Copy each line holding the string "name".
=-=-=-=-=
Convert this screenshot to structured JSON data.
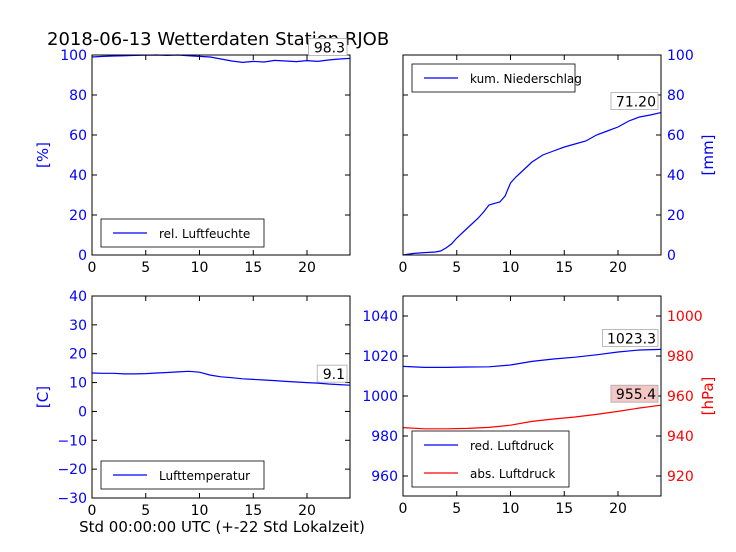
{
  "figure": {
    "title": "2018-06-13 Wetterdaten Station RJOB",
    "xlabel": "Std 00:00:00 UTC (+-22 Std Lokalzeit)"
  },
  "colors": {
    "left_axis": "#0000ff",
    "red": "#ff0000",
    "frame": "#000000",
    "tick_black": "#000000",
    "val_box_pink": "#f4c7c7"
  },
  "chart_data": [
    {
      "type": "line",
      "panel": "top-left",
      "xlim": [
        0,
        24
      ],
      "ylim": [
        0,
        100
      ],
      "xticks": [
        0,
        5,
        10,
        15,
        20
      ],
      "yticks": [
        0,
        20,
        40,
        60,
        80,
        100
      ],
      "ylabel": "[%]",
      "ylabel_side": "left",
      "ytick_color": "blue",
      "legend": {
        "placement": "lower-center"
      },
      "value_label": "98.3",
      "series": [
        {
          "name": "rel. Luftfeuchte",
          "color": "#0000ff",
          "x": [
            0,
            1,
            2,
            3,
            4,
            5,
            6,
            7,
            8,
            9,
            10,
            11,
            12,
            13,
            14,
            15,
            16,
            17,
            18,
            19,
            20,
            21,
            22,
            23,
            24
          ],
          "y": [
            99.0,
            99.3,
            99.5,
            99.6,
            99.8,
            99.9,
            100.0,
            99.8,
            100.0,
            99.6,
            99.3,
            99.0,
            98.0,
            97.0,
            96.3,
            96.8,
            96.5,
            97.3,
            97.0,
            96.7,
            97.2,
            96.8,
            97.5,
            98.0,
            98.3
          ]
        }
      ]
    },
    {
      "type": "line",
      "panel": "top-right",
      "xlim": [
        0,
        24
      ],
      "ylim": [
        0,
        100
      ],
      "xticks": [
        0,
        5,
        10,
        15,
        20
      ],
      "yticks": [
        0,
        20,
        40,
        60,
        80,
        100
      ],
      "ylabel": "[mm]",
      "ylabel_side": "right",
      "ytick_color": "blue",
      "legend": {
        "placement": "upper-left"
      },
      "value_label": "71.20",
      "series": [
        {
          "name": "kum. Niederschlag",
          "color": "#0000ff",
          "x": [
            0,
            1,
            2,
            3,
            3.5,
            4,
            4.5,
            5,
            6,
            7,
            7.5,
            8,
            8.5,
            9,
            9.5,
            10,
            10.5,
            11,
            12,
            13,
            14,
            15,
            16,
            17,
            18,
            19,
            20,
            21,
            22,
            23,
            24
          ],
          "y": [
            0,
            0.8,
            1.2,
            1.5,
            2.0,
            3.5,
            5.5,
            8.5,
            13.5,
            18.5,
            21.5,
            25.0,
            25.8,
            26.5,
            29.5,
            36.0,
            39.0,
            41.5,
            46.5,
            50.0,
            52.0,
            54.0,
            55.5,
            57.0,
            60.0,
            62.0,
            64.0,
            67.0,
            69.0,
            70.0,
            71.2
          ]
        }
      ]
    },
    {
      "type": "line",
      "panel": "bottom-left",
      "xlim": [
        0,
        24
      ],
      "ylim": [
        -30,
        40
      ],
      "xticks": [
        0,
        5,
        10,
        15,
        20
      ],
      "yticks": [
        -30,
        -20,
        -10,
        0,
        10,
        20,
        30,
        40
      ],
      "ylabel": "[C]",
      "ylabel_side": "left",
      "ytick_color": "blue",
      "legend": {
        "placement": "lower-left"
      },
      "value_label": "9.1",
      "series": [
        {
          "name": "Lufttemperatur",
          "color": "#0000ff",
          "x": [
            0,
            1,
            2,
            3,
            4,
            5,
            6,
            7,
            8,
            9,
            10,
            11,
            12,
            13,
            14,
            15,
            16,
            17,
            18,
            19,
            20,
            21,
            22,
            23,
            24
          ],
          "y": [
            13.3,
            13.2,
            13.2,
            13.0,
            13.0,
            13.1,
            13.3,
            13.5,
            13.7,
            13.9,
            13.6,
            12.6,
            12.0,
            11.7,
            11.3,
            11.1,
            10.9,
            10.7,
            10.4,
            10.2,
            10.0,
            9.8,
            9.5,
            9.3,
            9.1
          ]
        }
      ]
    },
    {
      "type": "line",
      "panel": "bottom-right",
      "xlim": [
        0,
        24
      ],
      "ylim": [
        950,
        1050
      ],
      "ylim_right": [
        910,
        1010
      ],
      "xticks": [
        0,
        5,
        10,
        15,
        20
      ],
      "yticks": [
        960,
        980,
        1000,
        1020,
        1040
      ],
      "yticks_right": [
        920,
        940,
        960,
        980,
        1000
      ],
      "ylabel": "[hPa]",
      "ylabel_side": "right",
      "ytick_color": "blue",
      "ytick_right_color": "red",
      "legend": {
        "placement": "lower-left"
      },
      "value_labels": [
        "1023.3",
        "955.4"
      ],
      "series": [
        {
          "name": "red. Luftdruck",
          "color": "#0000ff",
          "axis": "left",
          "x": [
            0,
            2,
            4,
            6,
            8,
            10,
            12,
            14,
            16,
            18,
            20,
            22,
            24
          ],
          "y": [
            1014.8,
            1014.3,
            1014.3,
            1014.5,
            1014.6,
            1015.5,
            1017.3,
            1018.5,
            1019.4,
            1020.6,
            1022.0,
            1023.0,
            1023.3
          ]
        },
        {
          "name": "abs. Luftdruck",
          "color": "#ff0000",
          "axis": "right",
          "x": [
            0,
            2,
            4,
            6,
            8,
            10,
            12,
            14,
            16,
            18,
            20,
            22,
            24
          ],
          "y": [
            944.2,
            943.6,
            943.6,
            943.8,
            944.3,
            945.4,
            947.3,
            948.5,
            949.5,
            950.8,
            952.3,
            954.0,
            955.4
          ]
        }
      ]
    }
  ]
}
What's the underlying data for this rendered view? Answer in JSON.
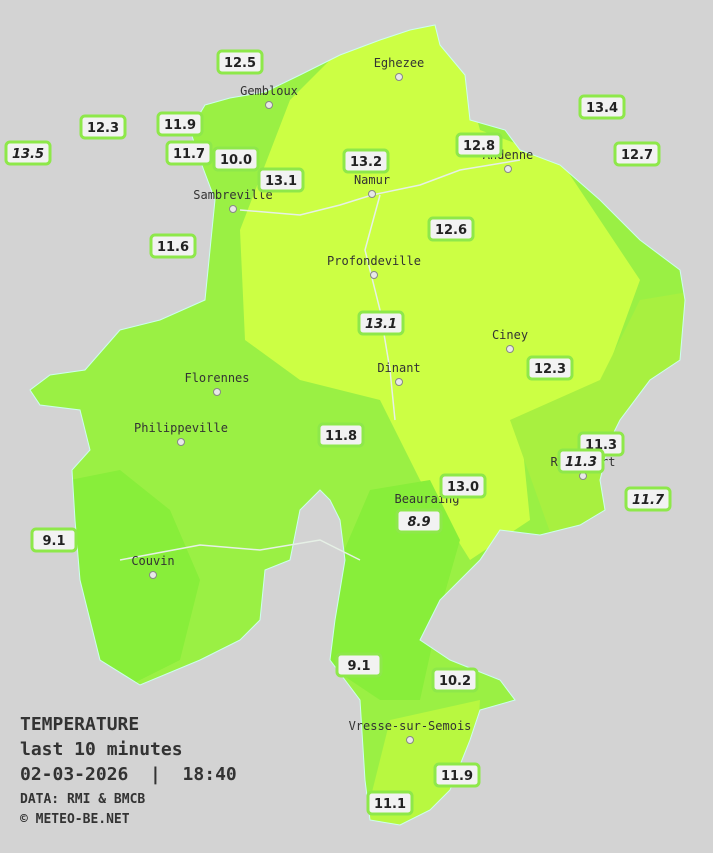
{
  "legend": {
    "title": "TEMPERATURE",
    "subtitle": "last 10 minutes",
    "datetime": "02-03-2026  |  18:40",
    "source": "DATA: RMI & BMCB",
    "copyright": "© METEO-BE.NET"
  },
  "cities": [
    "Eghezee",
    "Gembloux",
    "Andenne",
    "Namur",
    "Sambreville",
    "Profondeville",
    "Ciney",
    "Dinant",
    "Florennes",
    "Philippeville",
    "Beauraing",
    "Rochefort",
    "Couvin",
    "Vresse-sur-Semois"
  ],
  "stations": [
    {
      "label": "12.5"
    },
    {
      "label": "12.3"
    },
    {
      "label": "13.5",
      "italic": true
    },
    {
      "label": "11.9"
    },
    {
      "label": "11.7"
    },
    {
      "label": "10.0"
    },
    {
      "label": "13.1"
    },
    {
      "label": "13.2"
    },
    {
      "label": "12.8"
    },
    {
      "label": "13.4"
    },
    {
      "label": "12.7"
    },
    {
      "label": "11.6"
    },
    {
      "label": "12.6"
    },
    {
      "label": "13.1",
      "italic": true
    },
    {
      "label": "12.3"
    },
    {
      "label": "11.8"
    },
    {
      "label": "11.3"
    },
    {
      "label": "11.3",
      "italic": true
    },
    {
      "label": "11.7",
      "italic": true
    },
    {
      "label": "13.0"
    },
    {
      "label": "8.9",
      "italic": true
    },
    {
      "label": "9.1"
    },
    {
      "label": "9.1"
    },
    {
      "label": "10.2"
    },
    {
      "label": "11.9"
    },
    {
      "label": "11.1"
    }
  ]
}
=-=-=-=-=
Exercise response:
          "name": "rel. Luftfeuchte",
          "name": "kum. Niederschlag",
          "name": "Lufttemperatur",
          "name": "red. Luftdruck",
          "name": "abs. Luftdruck",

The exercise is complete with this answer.